» Written instruction
Wherever the word "points" shows up in a line, please copy that line.
**********
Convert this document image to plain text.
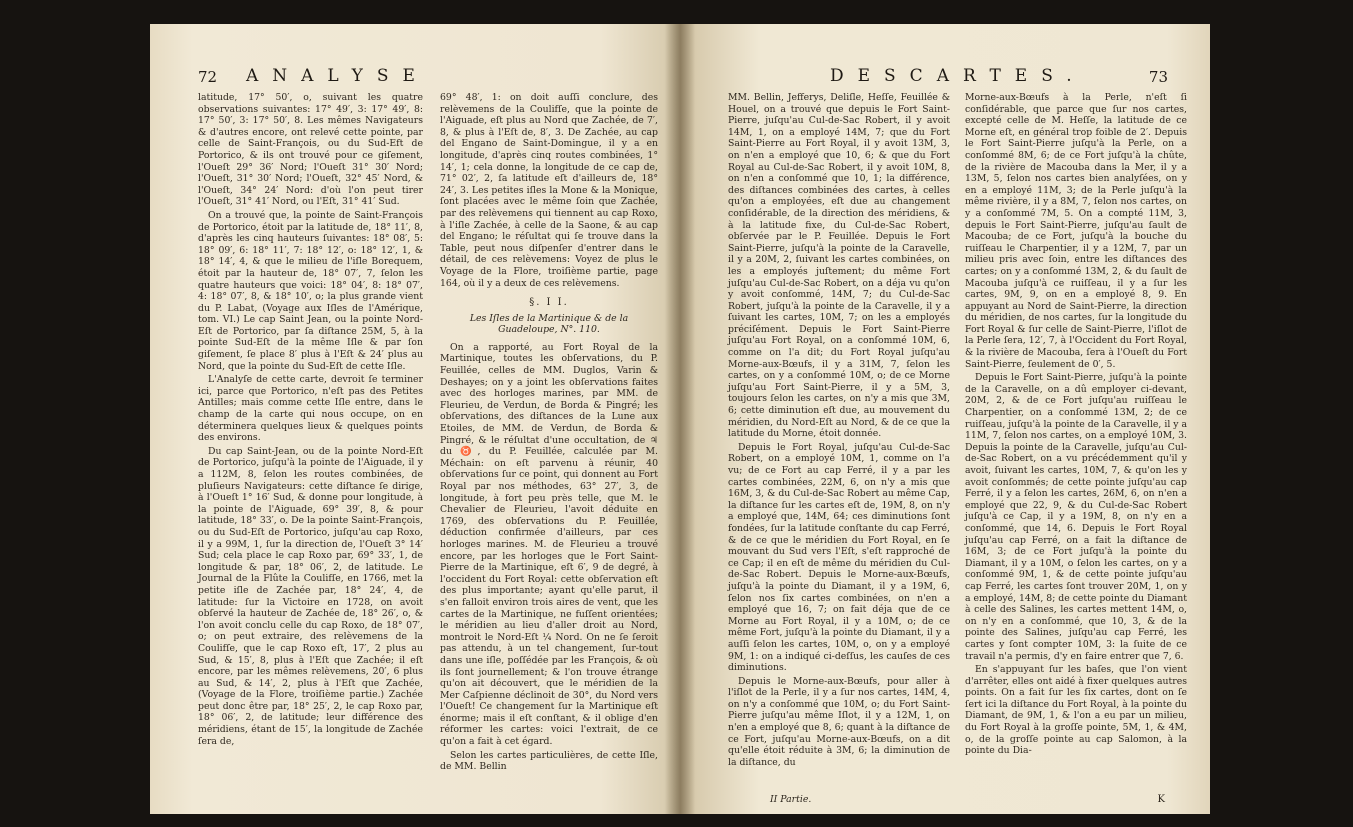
72 ANALYSE

latitude, 17° 50′, o, suivant les quatre observations suivantes: 17° 49′, 3: 17° 49′, 8: 17° 50′, 3: 17° 50′, 8. Les mêmes Navigateurs & d'autres encore, ont relevé cette pointe, par celle de Saint-François, ou du Sud-Eft de Portorico, & ils ont trouvé pour ce giſement, l'Oueſt 29° 36′ Nord; l'Oueſt 31° 30′ Nord; l'Oueſt, 31° 30′ Nord; l'Oueſt, 32° 45′ Nord, & l'Oueſt, 34° 24′ Nord: d'où l'on peut tirer l'Oueſt, 31° 41′ Nord, ou l'Eſt, 31° 41′ Sud.

On a trouvé que, la pointe de Saint-François de Portorico, étoit par la latitude de, 18° 11′, 8, d'après les cinq hauteurs ſuivantes: 18° 08′, 5: 18° 09′, 6: 18° 11′, 7: 18° 12′, o: 18° 12′, 1, & 18° 14′, 4, & que le milieu de l'iſle Borequem, étoit par la hauteur de, 18° 07′, 7, ſelon les quatre hauteurs que voici: 18° 04′, 8: 18° 07′, 4: 18° 07′, 8, & 18° 10′, o; la plus grande vient du P. Labat, (Voyage aux Iſles de l'Amérique, tom. VI.) Le cap Saint Jean, ou la pointe Nord-Eſt de Portorico, par ſa diſtance 25M, 5, à la pointe Sud-Eſt de la même Iſle & par ſon giſement, ſe place 8′ plus à l'Eſt & 24′ plus au Nord, que la pointe du Sud-Eſt de cette Iſle.

L'Analyſe de cette carte, devroit ſe terminer ici, parce que Portorico, n'eſt pas des Petites Antilles; mais comme cette Iſle entre, dans le champ de la carte qui nous occupe, on en déterminera quelques lieux & quelques points des environs.

Du cap Saint-Jean, ou de la pointe Nord-Eſt de Portorico, juſqu'à la pointe de l'Aiguade, il y a 112M, 8, ſelon les routes combinées, de pluſieurs Navigateurs: cette diſtance ſe dirige, à l'Oueſt 1° 16′ Sud, & donne pour longitude, à la pointe de l'Aiguade, 69° 39′, 8, & pour latitude, 18° 33′, o. De la pointe Saint-François, ou du Sud-Eſt de Portorico, juſqu'au cap Roxo, il y a 99M, 1, ſur la direction de, l'Oueſt 3° 14′ Sud; cela place le cap Roxo par, 69° 33′, 1, de longitude & par, 18° 06′, 2, de latitude. Le Journal de la Flûte la Coulifſe, en 1766, met la petite iſle de Zachée par, 18° 24′, 4, de latitude: ſur la Victoire en 1728, on avoit obſervé la hauteur de Zachée de, 18° 26′, o, & l'on avoit conclu celle du cap Roxo, de 18° 07′, o; on peut extraire, des relèvemens de la Coulifſe, que le cap Roxo eſt, 17′, 2 plus au Sud, & 15′, 8, plus à l'Eſt que Zachée; il eſt encore, par les mêmes relèvemens, 20′, 6 plus au Sud, & 14′, 2, plus à l'Eſt que Zachée, (Voyage de la Flore, troiſième partie.) Zachée peut donc être par, 18° 25′, 2, le cap Roxo par, 18° 06′, 2, de latitude; leur différence des méridiens, étant de 15′, la longitude de Zachée ſera de,

69° 48′, 1: on doit auſſi conclure, des relèvemens de la Coulifſe, que la pointe de l'Aiguade, eſt plus au Nord que Zachée, de 7′, 8, & plus à l'Eſt de, 8′, 3. De Zachée, au cap del Engano de Saint-Domingue, il y a en longitude, d'après cinq routes combinées, 1° 14′, 1; cela donne, la longitude de ce cap de, 71° 02′, 2, ſa latitude eſt d'ailleurs de, 18° 24′, 3. Les petites iſles la Mone & la Monique, ſont placées avec le même ſoin que Zachée, par des relèvemens qui tiennent au cap Roxo, à l'iſle Zachée, à celle de la Saone, & au cap del Engano; le réſultat qui ſe trouve dans la Table, peut nous diſpenſer d'entrer dans le détail, de ces relèvemens: Voyez de plus le Voyage de la Flore, troiſième partie, page 164, où il y a deux de ces relèvemens.

§. I I.
Les Iſles de la Martinique & de la Guadeloupe, N°. 110.

On a rapporté, au Fort Royal de la Martinique, toutes les obſervations, du P. Feuillée, celles de MM. Duglos, Varin & Deshayes; on y a joint les obſervations faites avec des horloges marines, par MM. de Fleurieu, de Verdun, de Borda & Pingré; les obſervations, des diſtances de la Lune aux Etoiles, de MM. de Verdun, de Borda & Pingré, & le réſultat d'une occultation, de ♃ du ♉, du P. Feuillée, calculée par M. Méchain: on eſt parvenu à réunir, 40 obſervations ſur ce point, qui donnent au Fort Royal par nos méthodes, 63° 27′, 3, de longitude, à fort peu près telle, que M. le Chevalier de Fleurieu, l'avoit déduite en 1769, des obſervations du P. Feuillée, déduction confirmée d'ailleurs, par ces horloges marines. M. de Fleurieu a trouvé encore, par les horloges que le Fort Saint-Pierre de la Martinique, eſt 6′, 9 de degré, à l'occident du Fort Royal: cette obſervation eſt des plus importante; ayant qu'elle parut, il s'en falloit environ trois aires de vent, que les cartes de la Martinique, ne fuſſent orientées; le méridien au lieu d'aller droit au Nord, montroit le Nord-Eſt ¼ Nord. On ne ſe ſeroit pas attendu, à un tel changement, ſur-tout dans une iſle, poſſédée par les François, & où ils ſont journellement; & l'on trouve étrange qu'on ait découvert, que le méridien de la Mer Caſpienne déclinoit de 30°, du Nord vers l'Oueſt! Ce changement ſur la Martinique eſt énorme; mais il eſt conſtant, & il oblige d'en réformer les cartes: voici l'extrait, de ce qu'on a fait à cet égard.

Selon les cartes particulières, de cette Iſle, de MM. Bellin

DESCARTES.	73

MM. Bellin, Jefferys, Deliſle, Heſſe, Feuillée & Houel, on a trouvé que depuis le Fort Saint-Pierre, juſqu'au Cul-de-Sac Robert, il y avoit 14M, 1, on a employé 14M, 7; que du Fort Saint-Pierre au Fort Royal, il y avoit 13M, 3, on n'en a employé que 10, 6; & que du Fort Royal au Cul-de-Sac Robert, il y avoit 10M, 8, on n'en a conſommé que 10, 1; la différence, des diſtances combinées des cartes, à celles qu'on a employées, eſt due au changement conſidérable, de la direction des méridiens, & à la latitude fixe, du Cul-de-Sac Robert, obſervée par le P. Feuillée. Depuis le Fort Saint-Pierre, juſqu'à la pointe de la Caravelle, il y a 20M, 2, ſuivant les cartes combinées, on les a employés juſtement; du même Fort juſqu'au Cul-de-Sac Robert, on a déja vu qu'on y avoit conſommé, 14M, 7; du Cul-de-Sac Robert, juſqu'à la pointe de la Caravelle, il y a ſuivant les cartes, 10M, 7; on les a employés préciſément. Depuis le Fort Saint-Pierre juſqu'au Fort Royal, on a conſommé 10M, 6, comme on l'a dit; du Fort Royal juſqu'au Morne-aux-Bœufs, il y a 31M, 7, ſelon les cartes, on y a conſommé 10M, o; de ce Morne juſqu'au Fort Saint-Pierre, il y a 5M, 3, toujours ſelon les cartes, on n'y a mis que 3M, 6; cette diminution eſt due, au mouvement du méridien, du Nord-Eſt au Nord, & de ce que la latitude du Morne, étoit donnée.

Depuis le Fort Royal, juſqu'au Cul-de-Sac Robert, on a employé 10M, 1, comme on l'a vu; de ce Fort au cap Ferré, il y a par les cartes combinées, 22M, 6, on n'y a mis que 16M, 3, & du Cul-de-Sac Robert au même Cap, la diſtance ſur les cartes eſt de, 19M, 8, on n'y a employé que, 14M, 64; ces diminutions ſont fondées, ſur la latitude conſtante du cap Ferré, & de ce que le méridien du Fort Royal, en ſe mouvant du Sud vers l'Eſt, s'eſt rapproché de ce Cap; il en eſt de même du méridien du Cul-de-Sac Robert. Depuis le Morne-aux-Bœufs, juſqu'à la pointe du Diamant, il y a 19M, 6, ſelon nos ſix cartes combinées, on n'en a employé que 16, 7; on fait déja que de ce Morne au Fort Royal, il y a 10M, o; de ce même Fort, juſqu'à la pointe du Diamant, il y a auſſi ſelon les cartes, 10M, o, on y a employé 9M, 1: on a indiqué ci-deſſus, les cauſes de ces diminutions.

Depuis le Morne-aux-Bœufs, pour aller à l'iſlot de la Perle, il y a ſur nos cartes, 14M, 4, on n'y a conſommé que 10M, o; du Fort Saint-Pierre juſqu'au même Iſlot, il y a 12M, 1, on n'en a employé que 8, 6; quant à la diſtance de ce Fort, juſqu'au Morne-aux-Bœufs, on a dit qu'elle étoit réduite à 3M, 6; la diminution de la diſtance, du

Morne-aux-Bœufs à la Perle, n'eſt ſi conſidérable, que parce que ſur nos cartes, excepté celle de M. Heſſe, la latitude de ce Morne eſt, en général trop foible de 2′. Depuis le Fort Saint-Pierre juſqu'à la Perle, on a conſommé 8M, 6; de ce Fort juſqu'à la chûte, de la rivière de Macouba dans la Mer, il y a 13M, 5, ſelon nos cartes bien analyſées, on y en a employé 11M, 3; de la Perle juſqu'à la même rivière, il y a 8M, 7, ſelon nos cartes, on y a conſommé 7M, 5. On a compté 11M, 3, depuis le Fort Saint-Pierre, juſqu'au ſault de Macouba; de ce Fort, juſqu'à la bouche du ruiſſeau le Charpentier, il y a 12M, 7, par un milieu pris avec ſoin, entre les diſtances des cartes; on y a conſommé 13M, 2, & du ſault de Macouba juſqu'à ce ruiſſeau, il y a ſur les cartes, 9M, 9, on en a employé 8, 9. En appuyant au Nord de Saint-Pierre, la direction du méridien, de nos cartes, ſur la longitude du Fort Royal & ſur celle de Saint-Pierre, l'iſlot de la Perle ſera, 12′, 7, à l'Occident du Fort Royal, & la rivière de Macouba, ſera à l'Oueſt du Fort Saint-Pierre, ſeulement de 0′, 5.

Depuis le Fort Saint-Pierre, juſqu'à la pointe de la Caravelle, on a dû employer ci-devant, 20M, 2, & de ce Fort juſqu'au ruiſſeau le Charpentier, on a conſommé 13M, 2; de ce ruiſſeau, juſqu'à la pointe de la Caravelle, il y a 11M, 7, ſelon nos cartes, on a employé 10M, 3. Depuis la pointe de la Caravelle, juſqu'au Cul-de-Sac Robert, on a vu précédemment qu'il y avoit, ſuivant les cartes, 10M, 7, & qu'on les y avoit conſommés; de cette pointe juſqu'au cap Ferré, il y a ſelon les cartes, 26M, 6, on n'en a employé que 22, 9, & du Cul-de-Sac Robert juſqu'à ce Cap, il y a 19M, 8, on n'y en a conſommé, que 14, 6. Depuis le Fort Royal juſqu'au cap Ferré, on a fait la diſtance de 16M, 3; de ce Fort juſqu'à la pointe du Diamant, il y a 10M, o ſelon les cartes, on y a conſommé 9M, 1, & de cette pointe juſqu'au cap Ferré, les cartes ſont trouver 20M, 1, on y a employé, 14M, 8; de cette pointe du Diamant à celle des Salines, les cartes mettent 14M, o, on n'y en a conſommé, que 10, 3, & de la pointe des Salines, juſqu'au cap Ferré, les cartes y ſont compter 10M, 3: la ſuite de ce travail n'a permis, d'y en faire entrer que 7, 6.

En s'appuyant ſur les baſes, que l'on vient d'arrêter, elles ont aidé à fixer quelques autres points. On a fait ſur les ſix cartes, dont on ſe ſert ici la diſtance du Fort Royal, à la pointe du Diamant, de 9M, 1, & l'on a eu par un milieu, du Fort Royal à la groſſe pointe, 5M, 1, & 4M, o, de la groſſe pointe au cap Salomon, à la pointe du Dia-

II Partie.	K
**********
» Solution
L'Analyſe de cette carte, devroit ſe terminer ici, parce que Portorico, n'eſt pas des Petites Antilles; mais comme cette Iſle entre, dans le champ de la carte qui nous occupe, on en déterminera quelques lieux & quelques points des environs.
En s'appuyant ſur les baſes, que l'on vient d'arrêter, elles ont aidé à fixer quelques autres points. On a fait ſur les ſix cartes, dont on ſe ſert ici la diſtance du Fort Royal, à la pointe du Diamant, de 9M, 1, & l'on a eu par un milieu, du Fort Royal à la groſſe pointe, 5M, 1, & 4M, o, de la groſſe pointe au cap Salomon, à la pointe du Dia-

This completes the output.